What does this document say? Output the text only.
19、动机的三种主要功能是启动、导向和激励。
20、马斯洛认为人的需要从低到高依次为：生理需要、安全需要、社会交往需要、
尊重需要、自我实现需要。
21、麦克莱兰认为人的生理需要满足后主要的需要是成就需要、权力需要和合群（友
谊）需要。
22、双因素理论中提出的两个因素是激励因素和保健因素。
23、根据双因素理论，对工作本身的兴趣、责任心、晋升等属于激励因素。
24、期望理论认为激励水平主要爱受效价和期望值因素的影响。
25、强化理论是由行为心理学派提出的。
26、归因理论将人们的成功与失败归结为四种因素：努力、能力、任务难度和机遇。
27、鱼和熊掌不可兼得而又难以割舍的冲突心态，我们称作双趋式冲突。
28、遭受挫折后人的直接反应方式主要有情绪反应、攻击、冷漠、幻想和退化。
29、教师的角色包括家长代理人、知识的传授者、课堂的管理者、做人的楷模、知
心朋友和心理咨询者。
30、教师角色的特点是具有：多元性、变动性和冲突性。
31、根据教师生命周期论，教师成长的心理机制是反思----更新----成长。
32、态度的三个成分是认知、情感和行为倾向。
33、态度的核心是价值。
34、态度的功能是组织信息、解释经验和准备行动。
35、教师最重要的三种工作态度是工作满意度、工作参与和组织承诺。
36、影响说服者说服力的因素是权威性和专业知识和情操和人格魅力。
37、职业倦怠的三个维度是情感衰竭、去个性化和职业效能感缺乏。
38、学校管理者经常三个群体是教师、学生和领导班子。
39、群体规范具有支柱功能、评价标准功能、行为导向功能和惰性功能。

### WORK TO DO
Each line of the listing should be echoed back exactly.

### FINAL RESULT
What does this document say? Output the text only.
19、动机的三种主要功能是启动、导向和激励。
20、马斯洛认为人的需要从低到高依次为：生理需要、安全需要、社会交往需要、
尊重需要、自我实现需要。
21、麦克莱兰认为人的生理需要满足后主要的需要是成就需要、权力需要和合群（友
谊）需要。
22、双因素理论中提出的两个因素是激励因素和保健因素。
23、根据双因素理论，对工作本身的兴趣、责任心、晋升等属于激励因素。
24、期望理论认为激励水平主要爱受效价和期望值因素的影响。
25、强化理论是由行为心理学派提出的。
26、归因理论将人们的成功与失败归结为四种因素：努力、能力、任务难度和机遇。
27、鱼和熊掌不可兼得而又难以割舍的冲突心态，我们称作双趋式冲突。
28、遭受挫折后人的直接反应方式主要有情绪反应、攻击、冷漠、幻想和退化。
29、教师的角色包括家长代理人、知识的传授者、课堂的管理者、做人的楷模、知
心朋友和心理咨询者。
30、教师角色的特点是具有：多元性、变动性和冲突性。
31、根据教师生命周期论，教师成长的心理机制是反思----更新----成长。
32、态度的三个成分是认知、情感和行为倾向。
33、态度的核心是价值。
34、态度的功能是组织信息、解释经验和准备行动。
35、教师最重要的三种工作态度是工作满意度、工作参与和组织承诺。
36、影响说服者说服力的因素是权威性和专业知识和情操和人格魅力。
37、职业倦怠的三个维度是情感衰竭、去个性化和职业效能感缺乏。
38、学校管理者经常三个群体是教师、学生和领导班子。
39、群体规范具有支柱功能、评价标准功能、行为导向功能和惰性功能。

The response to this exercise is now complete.